## [EXERCISE TASK 1]
Rewrite the Takings Clause article between "One of Pacific" and "or her property.", inclusive, replacing "landmark" with "historic".
## [EXERCISE TASK 2]
Extend the Takings Clause article by writing what comes next after its final sentence.

## [PAGE EXCERPT]
^^^^^^^^

Does the Takings Clause have an expiration date?


Author: Luke A. Wake

One of Pacific Legal Foundation's litigation objectives is to ensure that individuals acquiring property have the same rights to make economically beneficial use of their property as preceding owners–including the right to defend the property in court against an uncompensated regulatory taking. We took a step toward achieving that goal in our landmark 2001 victory in Palazzolo v. Rhode Island, when the Supreme Court roundly rejected the so called "notice rule." In that opinion, the Court made clear that government may not put an expiration date on the Takings Clause by barring takings claims predicated upon regulatory restrictions in place at the time a litigant acquires his or her property.

^^^^^^^^

## [EXTRACTED INFORMATION]

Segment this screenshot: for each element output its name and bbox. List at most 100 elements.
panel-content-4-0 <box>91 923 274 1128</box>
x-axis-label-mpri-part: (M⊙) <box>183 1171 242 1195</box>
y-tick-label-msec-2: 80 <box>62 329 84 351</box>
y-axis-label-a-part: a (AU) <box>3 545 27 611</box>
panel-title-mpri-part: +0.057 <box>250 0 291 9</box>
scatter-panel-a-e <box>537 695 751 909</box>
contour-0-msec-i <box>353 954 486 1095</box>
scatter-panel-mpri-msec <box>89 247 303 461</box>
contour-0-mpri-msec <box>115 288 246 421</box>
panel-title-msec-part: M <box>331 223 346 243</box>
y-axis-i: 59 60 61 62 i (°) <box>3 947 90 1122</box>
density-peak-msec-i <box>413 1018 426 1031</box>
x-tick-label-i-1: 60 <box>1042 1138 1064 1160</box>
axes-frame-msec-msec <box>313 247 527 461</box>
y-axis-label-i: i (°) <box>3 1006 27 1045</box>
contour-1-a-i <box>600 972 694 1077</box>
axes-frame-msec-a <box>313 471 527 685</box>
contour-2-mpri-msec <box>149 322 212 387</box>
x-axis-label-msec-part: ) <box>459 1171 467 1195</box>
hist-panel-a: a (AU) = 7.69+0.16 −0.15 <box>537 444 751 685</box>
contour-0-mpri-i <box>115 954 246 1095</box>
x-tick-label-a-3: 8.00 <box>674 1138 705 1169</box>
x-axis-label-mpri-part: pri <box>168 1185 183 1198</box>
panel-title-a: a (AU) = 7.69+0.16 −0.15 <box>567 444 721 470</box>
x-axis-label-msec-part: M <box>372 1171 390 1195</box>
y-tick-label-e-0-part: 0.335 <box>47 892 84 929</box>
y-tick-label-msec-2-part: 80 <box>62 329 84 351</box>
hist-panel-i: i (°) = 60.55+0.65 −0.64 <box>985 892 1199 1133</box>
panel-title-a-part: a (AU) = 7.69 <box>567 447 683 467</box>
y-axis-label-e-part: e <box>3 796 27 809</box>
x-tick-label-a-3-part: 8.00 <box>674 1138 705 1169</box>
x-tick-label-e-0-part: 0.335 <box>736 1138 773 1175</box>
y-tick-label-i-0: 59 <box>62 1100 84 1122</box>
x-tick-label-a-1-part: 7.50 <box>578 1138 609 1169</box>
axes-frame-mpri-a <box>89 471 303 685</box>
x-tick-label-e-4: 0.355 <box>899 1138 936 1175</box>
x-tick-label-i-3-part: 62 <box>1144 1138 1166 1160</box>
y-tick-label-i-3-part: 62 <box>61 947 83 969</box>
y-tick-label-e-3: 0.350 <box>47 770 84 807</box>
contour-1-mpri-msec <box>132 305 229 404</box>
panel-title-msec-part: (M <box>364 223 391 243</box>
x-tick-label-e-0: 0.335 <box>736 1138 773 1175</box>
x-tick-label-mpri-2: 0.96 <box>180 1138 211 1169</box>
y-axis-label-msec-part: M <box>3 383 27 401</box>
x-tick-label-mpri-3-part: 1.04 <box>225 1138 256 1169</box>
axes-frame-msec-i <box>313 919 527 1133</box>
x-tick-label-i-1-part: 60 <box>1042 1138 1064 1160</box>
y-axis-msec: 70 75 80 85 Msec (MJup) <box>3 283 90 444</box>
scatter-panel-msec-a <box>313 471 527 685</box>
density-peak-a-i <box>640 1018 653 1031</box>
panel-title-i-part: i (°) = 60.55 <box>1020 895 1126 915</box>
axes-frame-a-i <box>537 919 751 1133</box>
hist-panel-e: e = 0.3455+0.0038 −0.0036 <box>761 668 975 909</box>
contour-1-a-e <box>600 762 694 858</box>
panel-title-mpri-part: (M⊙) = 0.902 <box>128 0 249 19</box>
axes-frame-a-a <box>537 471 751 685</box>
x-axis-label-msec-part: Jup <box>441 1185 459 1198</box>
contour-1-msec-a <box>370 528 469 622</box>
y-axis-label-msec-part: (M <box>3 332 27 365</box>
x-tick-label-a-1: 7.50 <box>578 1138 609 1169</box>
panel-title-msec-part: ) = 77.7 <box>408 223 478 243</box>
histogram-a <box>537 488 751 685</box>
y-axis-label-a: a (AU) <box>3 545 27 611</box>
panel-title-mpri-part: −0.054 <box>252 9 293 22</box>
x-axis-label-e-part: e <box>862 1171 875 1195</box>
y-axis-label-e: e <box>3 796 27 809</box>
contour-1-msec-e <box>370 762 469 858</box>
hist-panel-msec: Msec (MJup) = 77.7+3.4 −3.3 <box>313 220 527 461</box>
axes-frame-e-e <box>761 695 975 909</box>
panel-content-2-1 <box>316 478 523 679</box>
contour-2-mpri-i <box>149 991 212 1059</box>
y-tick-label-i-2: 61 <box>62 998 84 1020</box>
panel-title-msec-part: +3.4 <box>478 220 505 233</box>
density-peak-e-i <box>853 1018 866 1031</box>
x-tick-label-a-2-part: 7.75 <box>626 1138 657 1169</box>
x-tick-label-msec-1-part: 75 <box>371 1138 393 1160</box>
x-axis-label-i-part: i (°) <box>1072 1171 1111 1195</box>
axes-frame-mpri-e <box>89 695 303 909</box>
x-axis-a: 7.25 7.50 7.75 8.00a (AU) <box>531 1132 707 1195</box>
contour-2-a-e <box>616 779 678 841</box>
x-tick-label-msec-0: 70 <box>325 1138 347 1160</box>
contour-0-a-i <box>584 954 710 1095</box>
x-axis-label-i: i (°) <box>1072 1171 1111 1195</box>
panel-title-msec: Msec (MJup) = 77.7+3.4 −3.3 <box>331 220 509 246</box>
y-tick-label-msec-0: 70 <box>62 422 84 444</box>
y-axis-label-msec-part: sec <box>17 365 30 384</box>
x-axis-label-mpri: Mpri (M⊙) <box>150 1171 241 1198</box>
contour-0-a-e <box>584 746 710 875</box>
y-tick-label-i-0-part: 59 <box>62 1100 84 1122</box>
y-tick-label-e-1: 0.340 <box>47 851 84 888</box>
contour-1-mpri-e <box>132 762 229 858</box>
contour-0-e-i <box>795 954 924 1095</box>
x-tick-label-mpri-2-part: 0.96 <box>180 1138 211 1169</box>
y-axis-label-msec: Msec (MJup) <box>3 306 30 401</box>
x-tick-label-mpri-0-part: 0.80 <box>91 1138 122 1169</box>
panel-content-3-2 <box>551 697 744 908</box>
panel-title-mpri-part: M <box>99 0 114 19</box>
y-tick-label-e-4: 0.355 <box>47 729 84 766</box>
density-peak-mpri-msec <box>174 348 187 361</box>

^^^^^^^^

## [OUTPUT 1]
One of Pacific Legal Foundation's litigation objectives is to ensure that individuals acquiring property have the same rights to make economically beneficial use of their property as preceding owners–including the right to defend the property in court against an uncompensated regulatory taking. We took a step toward achieving that goal in our historic 2001 victory in Palazzolo v. Rhode Island, when the Supreme Court roundly rejected the so called "notice rule." In that opinion, the Court made clear that government may not put an expiration date on the Takings Clause by barring takings claims predicated upon regulatory restrictions in place at the time a litigant acquires his or her property.

## [OUTPUT 2]
Under the so called "notice rule," courts throughout the country were holding that property owners were barred from advancing takings claims on the ground that they had 'notice' of the challenged regulatory restrictions at the time they acquired their property. As the Court explained, "The theory underlying the argument that post-enactment purchasers cannot challenge a regulation under the Takings Clause seems to run on these lines: Property rights are created by the State… [so] by proscriptive legislation the State can shape and define property rights and reasonable investment backed expectations, and subsequent owners cannot claim any injury from the loss." But, the Court rejected this rationale in stark terms stating that, "The State may not put so potent a Hobbsian stick into the Lockean bundle."

Unfortunately the notice rule continues to rear its ugly head in courts across the country. We may thank Justice O'Connor in part, because her concurrence in Palazzolo left the door open for Courts to consider preexisting regulations in assessing the "reasonableness" of a property owner's investment backed expectations under the Penn Central test. But even more troubling is the fact that courts are still applying blanket rules barring takings claims for post-enactment purchasers.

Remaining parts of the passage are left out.